Task description |
Please report every line from the material that contains the word "title".

Input for this task |
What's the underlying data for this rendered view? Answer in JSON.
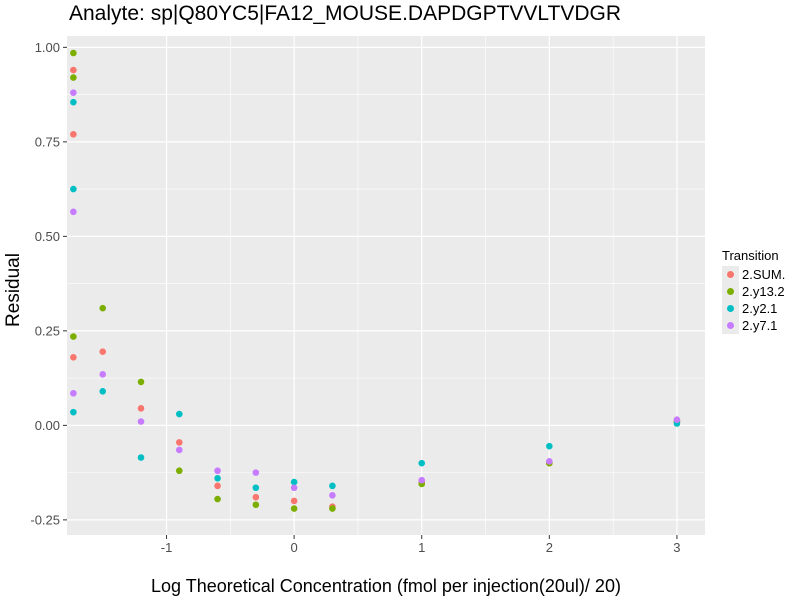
{
  "chart_data": {
    "type": "scatter",
    "title": "Analyte: sp|Q80YC5|FA12_MOUSE.DAPDGPTVVLTVDGR",
    "xlabel": "Log Theoretical Concentration (fmol per injection(20ul)/ 20)",
    "ylabel": "Residual",
    "xlim": [
      -1.78,
      3.22
    ],
    "ylim": [
      -0.29,
      1.03
    ],
    "x_ticks": [
      -1,
      0,
      1,
      2,
      3
    ],
    "x_tick_labels": [
      "-1",
      "0",
      "1",
      "2",
      "3"
    ],
    "y_ticks": [
      -0.25,
      0.0,
      0.25,
      0.5,
      0.75,
      1.0
    ],
    "y_tick_labels": [
      "-0.25",
      "0.00",
      "0.25",
      "0.50",
      "0.75",
      "1.00"
    ],
    "grid": true,
    "legend": {
      "title": "Transition",
      "position": "right"
    },
    "series": [
      {
        "name": "2.SUM.",
        "color": "#F8766D",
        "points": [
          [
            -1.73,
            0.94
          ],
          [
            -1.73,
            0.77
          ],
          [
            -1.73,
            0.18
          ],
          [
            -1.5,
            0.195
          ],
          [
            -1.2,
            0.045
          ],
          [
            -0.9,
            -0.045
          ],
          [
            -0.6,
            -0.16
          ],
          [
            -0.3,
            -0.19
          ],
          [
            0,
            -0.2
          ],
          [
            0.3,
            -0.215
          ],
          [
            1,
            -0.15
          ],
          [
            2,
            -0.1
          ],
          [
            3,
            0.01
          ]
        ]
      },
      {
        "name": "2.y13.2",
        "color": "#7CAE00",
        "points": [
          [
            -1.73,
            0.985
          ],
          [
            -1.73,
            0.92
          ],
          [
            -1.73,
            0.235
          ],
          [
            -1.5,
            0.31
          ],
          [
            -1.2,
            0.115
          ],
          [
            -0.9,
            -0.12
          ],
          [
            -0.6,
            -0.195
          ],
          [
            -0.3,
            -0.21
          ],
          [
            0,
            -0.22
          ],
          [
            0.3,
            -0.22
          ],
          [
            1,
            -0.155
          ],
          [
            2,
            -0.1
          ],
          [
            3,
            0.01
          ]
        ]
      },
      {
        "name": "2.y2.1",
        "color": "#00BFC4",
        "points": [
          [
            -1.73,
            0.855
          ],
          [
            -1.73,
            0.625
          ],
          [
            -1.73,
            0.035
          ],
          [
            -1.5,
            0.09
          ],
          [
            -1.2,
            -0.085
          ],
          [
            -0.9,
            0.03
          ],
          [
            -0.6,
            -0.14
          ],
          [
            -0.3,
            -0.165
          ],
          [
            0,
            -0.15
          ],
          [
            0.3,
            -0.16
          ],
          [
            1,
            -0.1
          ],
          [
            2,
            -0.055
          ],
          [
            3,
            0.005
          ]
        ]
      },
      {
        "name": "2.y7.1",
        "color": "#C77CFF",
        "points": [
          [
            -1.73,
            0.88
          ],
          [
            -1.73,
            0.565
          ],
          [
            -1.73,
            0.085
          ],
          [
            -1.5,
            0.135
          ],
          [
            -1.2,
            0.01
          ],
          [
            -0.9,
            -0.065
          ],
          [
            -0.6,
            -0.12
          ],
          [
            -0.3,
            -0.125
          ],
          [
            0,
            -0.165
          ],
          [
            0.3,
            -0.185
          ],
          [
            1,
            -0.145
          ],
          [
            2,
            -0.095
          ],
          [
            3,
            0.015
          ]
        ]
      }
    ]
  }
}
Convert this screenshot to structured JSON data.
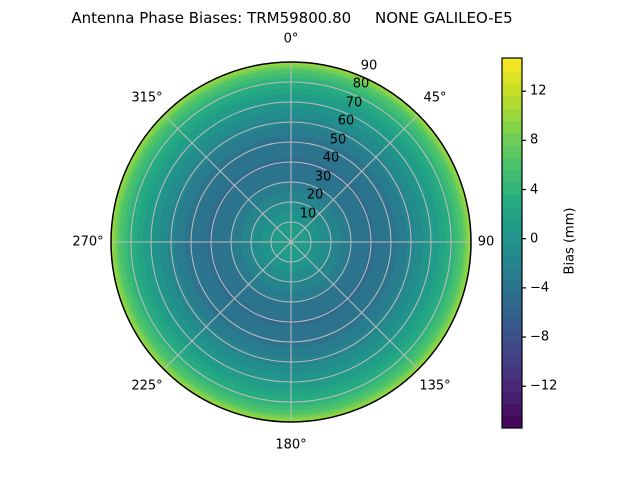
{
  "window": {
    "background": "#ffffff"
  },
  "chart_data": {
    "type": "heatmap",
    "projection": "polar",
    "title": "Antenna Phase Biases: TRM59800.80     NONE GALILEO-E5",
    "antenna": "TRM59800.80",
    "dome": "NONE",
    "signal": "GALILEO-E5",
    "grid": true,
    "r_max": 90,
    "theta_ticks": [
      {
        "deg": 0,
        "label": "0°"
      },
      {
        "deg": 45,
        "label": "45°"
      },
      {
        "deg": 90,
        "label": "90"
      },
      {
        "deg": 135,
        "label": "135°"
      },
      {
        "deg": 180,
        "label": "180°"
      },
      {
        "deg": 225,
        "label": "225°"
      },
      {
        "deg": 270,
        "label": "270°"
      },
      {
        "deg": 315,
        "label": "315°"
      }
    ],
    "r_ticks": [
      {
        "r": 10,
        "label": "10"
      },
      {
        "r": 20,
        "label": "20"
      },
      {
        "r": 30,
        "label": "30"
      },
      {
        "r": 40,
        "label": "40"
      },
      {
        "r": 50,
        "label": "50"
      },
      {
        "r": 60,
        "label": "60"
      },
      {
        "r": 70,
        "label": "70"
      },
      {
        "r": 80,
        "label": "80"
      },
      {
        "r": 90,
        "label": "90"
      }
    ],
    "r_label_angle_deg": 22.5,
    "colorbar": {
      "label": "Bias (mm)",
      "colormap": "viridis",
      "vmin": -15.4,
      "vmax": 14.7,
      "band_step": 1,
      "ticks": [
        {
          "value": 12,
          "label": "12"
        },
        {
          "value": 8,
          "label": "8"
        },
        {
          "value": 4,
          "label": "4"
        },
        {
          "value": 0,
          "label": "0"
        },
        {
          "value": -4,
          "label": "−4"
        },
        {
          "value": -8,
          "label": "−8"
        },
        {
          "value": -12,
          "label": "−12"
        }
      ]
    },
    "radial_profile": {
      "azimuth_dependence": "none",
      "zenith_deg": [
        0,
        10,
        20,
        30,
        40,
        50,
        60,
        70,
        75,
        80,
        85,
        88,
        90
      ],
      "bias_mm": [
        1.5,
        0.5,
        -1.5,
        -3.5,
        -4.5,
        -4.0,
        -2.0,
        0.5,
        1.8,
        3.5,
        6.0,
        8.5,
        11.0
      ]
    }
  },
  "style": {
    "grid_color": "#bdbdbd",
    "spine_color": "#000000",
    "text_color": "#000000",
    "viridis_stops": [
      [
        0.0,
        "#440154"
      ],
      [
        0.1,
        "#482475"
      ],
      [
        0.2,
        "#414487"
      ],
      [
        0.3,
        "#355f8d"
      ],
      [
        0.4,
        "#2a788e"
      ],
      [
        0.5,
        "#21918c"
      ],
      [
        0.6,
        "#22a884"
      ],
      [
        0.7,
        "#44bf70"
      ],
      [
        0.8,
        "#7ad151"
      ],
      [
        0.9,
        "#bddf26"
      ],
      [
        1.0,
        "#fde725"
      ]
    ]
  }
}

Exercise output |
    "title": "Analyte: sp|Q80YC5|FA12_MOUSE.DAPDGPTVVLTVDGR",
      "title": "Transition",
    "title": "Antenna Phase Biases: TRM59800.80     NONE GALILEO-E5",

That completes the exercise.